▶ **What is expected**:
Look over the lines below. Report each one that includes the string "GeoAI".

▶ **Records for processing**:
— BEGIN —

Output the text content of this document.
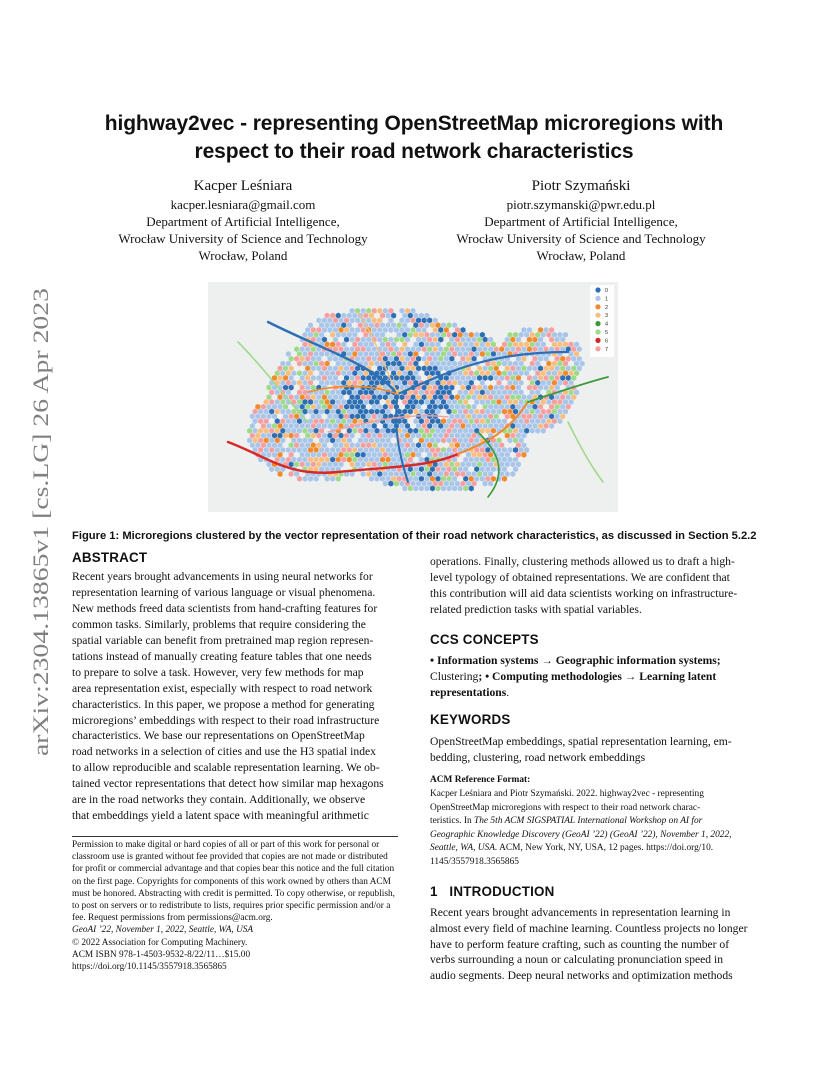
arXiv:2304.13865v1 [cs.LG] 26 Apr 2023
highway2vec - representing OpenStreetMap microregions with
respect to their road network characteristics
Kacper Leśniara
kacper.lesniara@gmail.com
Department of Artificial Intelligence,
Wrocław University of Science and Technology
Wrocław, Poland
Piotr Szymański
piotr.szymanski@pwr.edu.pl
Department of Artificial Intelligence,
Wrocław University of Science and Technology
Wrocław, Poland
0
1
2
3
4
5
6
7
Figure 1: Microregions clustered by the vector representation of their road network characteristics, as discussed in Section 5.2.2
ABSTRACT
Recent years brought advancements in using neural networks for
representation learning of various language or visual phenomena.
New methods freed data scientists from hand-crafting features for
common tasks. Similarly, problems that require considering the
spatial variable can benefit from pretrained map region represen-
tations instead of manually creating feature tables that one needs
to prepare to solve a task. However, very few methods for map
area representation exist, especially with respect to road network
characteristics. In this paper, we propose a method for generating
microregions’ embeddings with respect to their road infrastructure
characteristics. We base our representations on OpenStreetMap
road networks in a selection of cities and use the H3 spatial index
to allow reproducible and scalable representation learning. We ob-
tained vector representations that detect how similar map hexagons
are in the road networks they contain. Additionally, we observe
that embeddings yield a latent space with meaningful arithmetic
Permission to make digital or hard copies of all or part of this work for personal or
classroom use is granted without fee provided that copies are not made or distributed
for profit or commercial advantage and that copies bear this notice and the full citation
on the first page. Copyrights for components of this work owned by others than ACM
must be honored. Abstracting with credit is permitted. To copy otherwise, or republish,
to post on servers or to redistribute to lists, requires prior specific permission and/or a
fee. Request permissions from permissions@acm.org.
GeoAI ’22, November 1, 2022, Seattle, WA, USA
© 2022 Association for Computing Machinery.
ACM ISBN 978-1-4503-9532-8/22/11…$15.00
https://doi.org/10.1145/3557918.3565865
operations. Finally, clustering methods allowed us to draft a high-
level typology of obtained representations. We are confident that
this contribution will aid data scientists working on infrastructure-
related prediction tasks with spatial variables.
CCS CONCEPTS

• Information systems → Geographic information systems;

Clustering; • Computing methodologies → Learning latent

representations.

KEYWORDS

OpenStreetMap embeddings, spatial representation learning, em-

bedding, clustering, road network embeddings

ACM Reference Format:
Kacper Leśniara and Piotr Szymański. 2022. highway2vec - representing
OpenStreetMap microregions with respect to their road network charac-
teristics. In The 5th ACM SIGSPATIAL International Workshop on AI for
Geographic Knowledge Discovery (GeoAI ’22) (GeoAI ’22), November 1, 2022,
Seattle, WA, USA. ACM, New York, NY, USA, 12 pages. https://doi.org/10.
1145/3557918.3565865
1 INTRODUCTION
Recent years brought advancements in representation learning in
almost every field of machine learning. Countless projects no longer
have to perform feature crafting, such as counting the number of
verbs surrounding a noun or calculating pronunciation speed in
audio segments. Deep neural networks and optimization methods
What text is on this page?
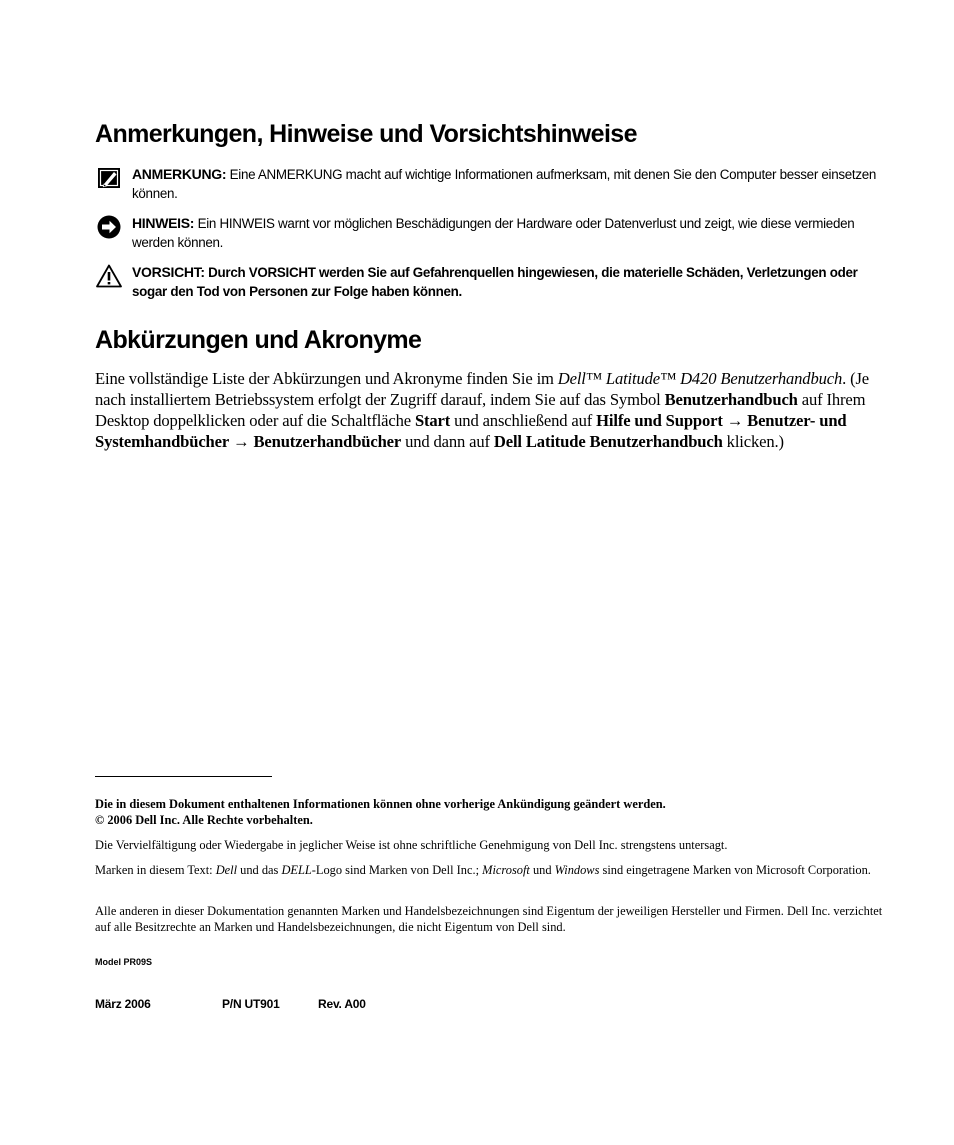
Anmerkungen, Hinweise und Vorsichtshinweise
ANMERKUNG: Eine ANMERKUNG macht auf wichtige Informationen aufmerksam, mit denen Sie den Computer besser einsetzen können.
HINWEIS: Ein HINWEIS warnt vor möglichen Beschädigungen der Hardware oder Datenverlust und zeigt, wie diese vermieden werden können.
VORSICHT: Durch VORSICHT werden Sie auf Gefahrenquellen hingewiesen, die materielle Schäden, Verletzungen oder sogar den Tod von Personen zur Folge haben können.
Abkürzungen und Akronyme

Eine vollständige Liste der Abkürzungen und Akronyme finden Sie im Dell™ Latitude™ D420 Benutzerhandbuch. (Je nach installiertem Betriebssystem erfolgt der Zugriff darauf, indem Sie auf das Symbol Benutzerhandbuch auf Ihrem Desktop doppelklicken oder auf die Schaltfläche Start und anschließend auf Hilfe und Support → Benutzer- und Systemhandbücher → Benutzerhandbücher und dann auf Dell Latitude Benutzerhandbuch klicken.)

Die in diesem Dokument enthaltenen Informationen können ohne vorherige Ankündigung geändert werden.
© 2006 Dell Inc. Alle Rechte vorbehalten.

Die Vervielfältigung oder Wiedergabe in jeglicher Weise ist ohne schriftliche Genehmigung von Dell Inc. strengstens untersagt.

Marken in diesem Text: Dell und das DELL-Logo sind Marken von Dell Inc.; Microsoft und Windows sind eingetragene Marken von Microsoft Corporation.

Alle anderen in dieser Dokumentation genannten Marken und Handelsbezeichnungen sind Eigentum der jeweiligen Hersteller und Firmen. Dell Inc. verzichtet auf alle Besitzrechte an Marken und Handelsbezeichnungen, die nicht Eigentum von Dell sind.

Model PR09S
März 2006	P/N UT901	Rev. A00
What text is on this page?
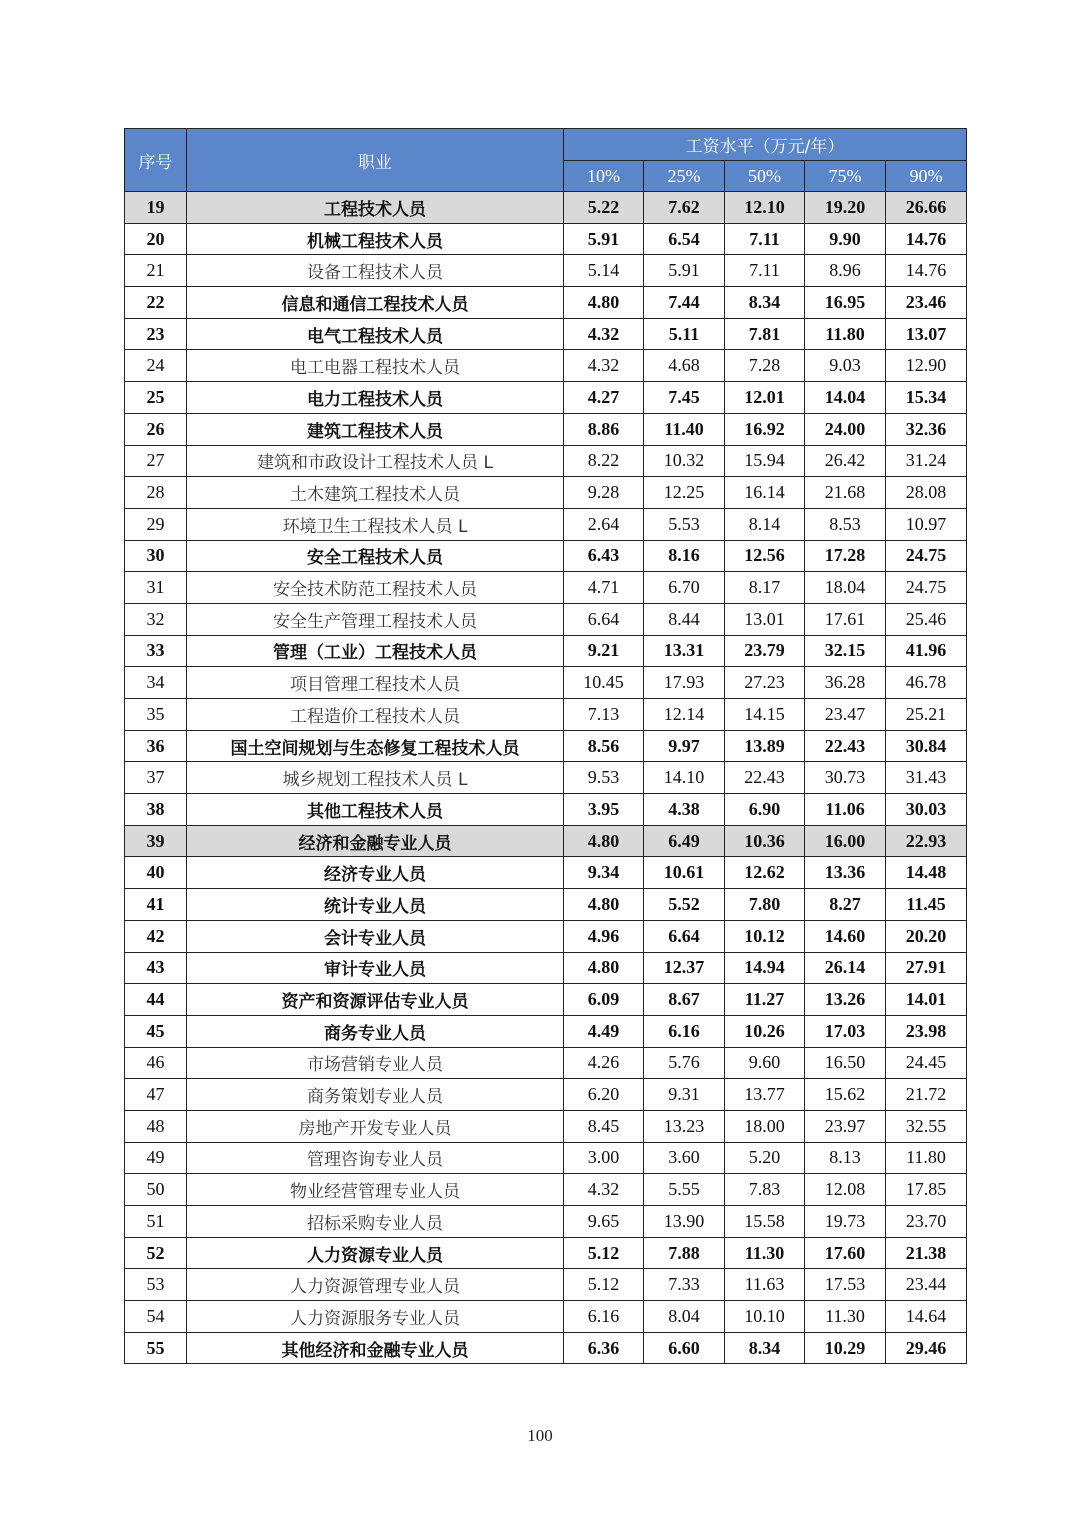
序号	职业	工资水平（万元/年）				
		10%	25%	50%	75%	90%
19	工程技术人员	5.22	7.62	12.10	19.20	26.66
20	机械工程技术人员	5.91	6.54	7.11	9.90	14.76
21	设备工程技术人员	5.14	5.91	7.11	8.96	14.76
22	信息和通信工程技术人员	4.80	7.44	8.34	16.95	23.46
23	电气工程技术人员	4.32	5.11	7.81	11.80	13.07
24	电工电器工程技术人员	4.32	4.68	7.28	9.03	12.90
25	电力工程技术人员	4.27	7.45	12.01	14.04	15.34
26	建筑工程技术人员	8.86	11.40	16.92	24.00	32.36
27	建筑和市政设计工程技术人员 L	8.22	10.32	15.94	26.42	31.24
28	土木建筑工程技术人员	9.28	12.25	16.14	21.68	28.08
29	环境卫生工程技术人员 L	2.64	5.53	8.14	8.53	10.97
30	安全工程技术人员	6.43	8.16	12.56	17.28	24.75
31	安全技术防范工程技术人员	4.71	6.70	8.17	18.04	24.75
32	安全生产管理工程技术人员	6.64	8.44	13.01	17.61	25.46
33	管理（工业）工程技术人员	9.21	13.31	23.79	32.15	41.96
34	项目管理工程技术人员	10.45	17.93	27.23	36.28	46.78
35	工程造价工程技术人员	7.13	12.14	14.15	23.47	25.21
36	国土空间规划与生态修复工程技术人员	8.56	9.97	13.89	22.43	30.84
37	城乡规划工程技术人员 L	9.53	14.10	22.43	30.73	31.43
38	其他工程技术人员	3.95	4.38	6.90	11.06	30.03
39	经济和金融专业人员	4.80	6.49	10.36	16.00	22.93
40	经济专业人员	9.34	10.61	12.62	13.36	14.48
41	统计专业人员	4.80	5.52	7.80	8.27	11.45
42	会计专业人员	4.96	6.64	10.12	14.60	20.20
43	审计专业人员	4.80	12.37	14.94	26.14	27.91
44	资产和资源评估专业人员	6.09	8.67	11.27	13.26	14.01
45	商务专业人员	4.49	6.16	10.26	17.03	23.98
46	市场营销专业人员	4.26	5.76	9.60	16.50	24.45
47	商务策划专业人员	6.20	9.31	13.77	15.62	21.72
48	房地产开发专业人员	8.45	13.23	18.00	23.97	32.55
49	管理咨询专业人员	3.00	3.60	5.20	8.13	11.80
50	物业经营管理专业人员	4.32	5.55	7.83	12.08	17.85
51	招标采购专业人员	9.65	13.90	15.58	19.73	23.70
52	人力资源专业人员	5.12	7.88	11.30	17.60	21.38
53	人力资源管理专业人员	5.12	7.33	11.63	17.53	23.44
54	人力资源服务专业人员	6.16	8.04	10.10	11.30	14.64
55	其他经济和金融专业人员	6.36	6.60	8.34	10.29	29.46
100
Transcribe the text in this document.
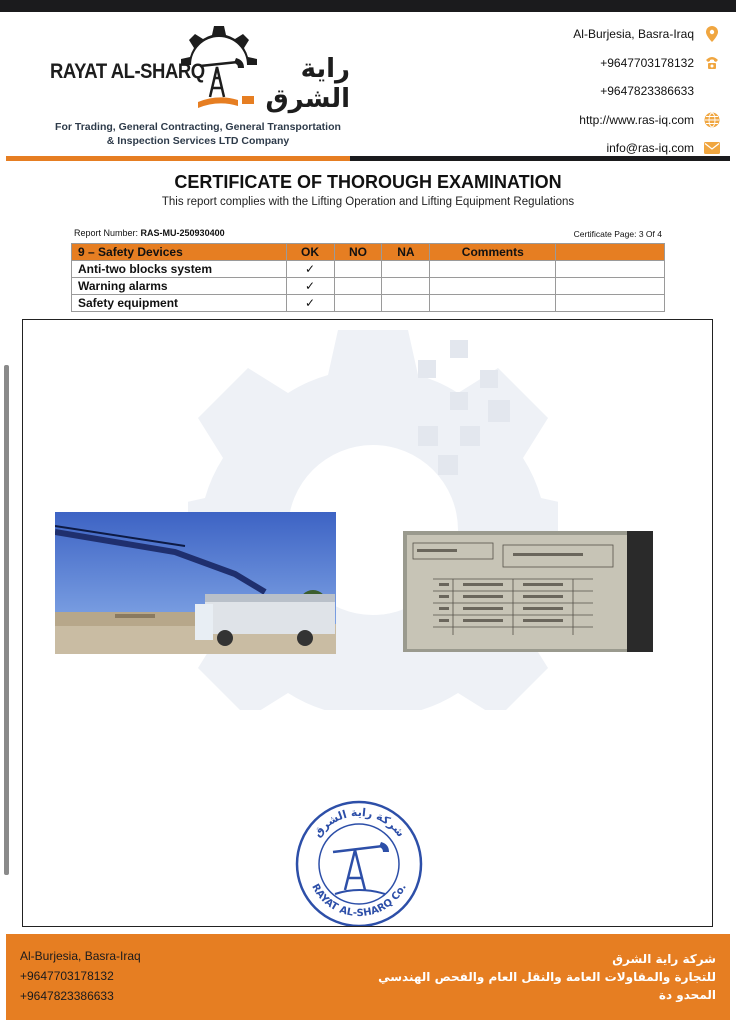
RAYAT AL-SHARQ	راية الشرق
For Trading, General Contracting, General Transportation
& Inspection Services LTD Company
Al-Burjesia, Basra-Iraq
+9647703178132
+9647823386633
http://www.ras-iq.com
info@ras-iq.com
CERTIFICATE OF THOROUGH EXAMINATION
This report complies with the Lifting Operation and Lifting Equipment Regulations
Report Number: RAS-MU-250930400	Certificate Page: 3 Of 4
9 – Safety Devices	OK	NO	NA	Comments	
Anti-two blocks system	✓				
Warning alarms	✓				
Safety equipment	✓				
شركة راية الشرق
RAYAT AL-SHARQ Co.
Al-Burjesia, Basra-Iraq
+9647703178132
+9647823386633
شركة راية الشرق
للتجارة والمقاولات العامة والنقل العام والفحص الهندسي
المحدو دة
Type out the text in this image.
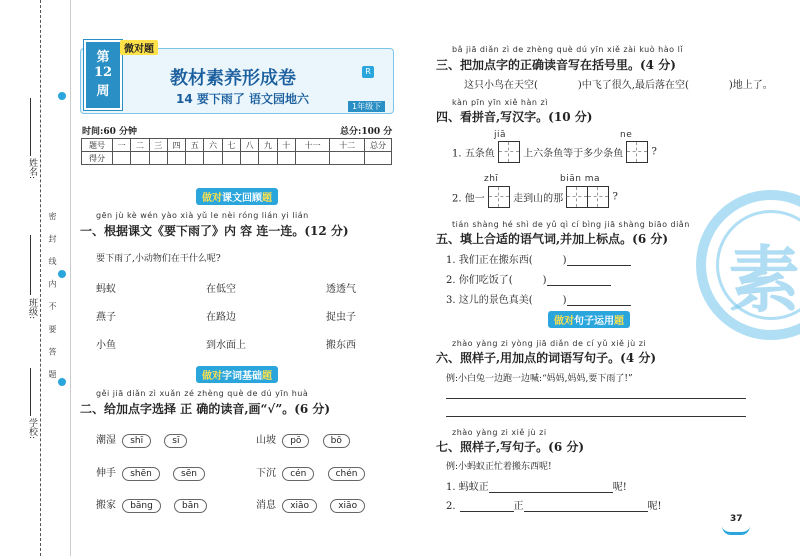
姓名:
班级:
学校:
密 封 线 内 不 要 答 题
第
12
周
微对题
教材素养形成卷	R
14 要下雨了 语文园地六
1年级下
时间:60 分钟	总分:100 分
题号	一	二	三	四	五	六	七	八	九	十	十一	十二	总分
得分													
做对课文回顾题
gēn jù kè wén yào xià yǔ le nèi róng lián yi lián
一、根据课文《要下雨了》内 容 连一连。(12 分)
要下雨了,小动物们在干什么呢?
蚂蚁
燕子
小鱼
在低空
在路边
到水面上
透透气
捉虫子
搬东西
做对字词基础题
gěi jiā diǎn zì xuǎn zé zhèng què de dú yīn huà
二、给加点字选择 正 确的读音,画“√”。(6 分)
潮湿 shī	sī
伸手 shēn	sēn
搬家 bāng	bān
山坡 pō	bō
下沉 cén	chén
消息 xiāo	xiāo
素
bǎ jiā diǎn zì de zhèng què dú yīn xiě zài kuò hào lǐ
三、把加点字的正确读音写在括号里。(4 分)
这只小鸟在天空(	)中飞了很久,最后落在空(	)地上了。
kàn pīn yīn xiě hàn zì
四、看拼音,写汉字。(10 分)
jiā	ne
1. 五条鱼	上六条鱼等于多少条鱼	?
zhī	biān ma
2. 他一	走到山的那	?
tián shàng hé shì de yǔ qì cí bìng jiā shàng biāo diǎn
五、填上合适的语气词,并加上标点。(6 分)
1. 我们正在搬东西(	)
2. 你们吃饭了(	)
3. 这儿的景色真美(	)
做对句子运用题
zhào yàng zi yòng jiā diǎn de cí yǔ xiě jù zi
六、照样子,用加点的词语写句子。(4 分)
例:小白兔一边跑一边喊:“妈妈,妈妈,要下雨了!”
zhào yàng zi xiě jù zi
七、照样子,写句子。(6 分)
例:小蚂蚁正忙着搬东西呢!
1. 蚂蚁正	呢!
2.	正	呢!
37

— END —

▶ **Correct result**:
GeoAI ’22, November 1, 2022, Seattle, WA, USA
Geographic Knowledge Discovery (GeoAI ’22) (GeoAI ’22), November 1, 2022,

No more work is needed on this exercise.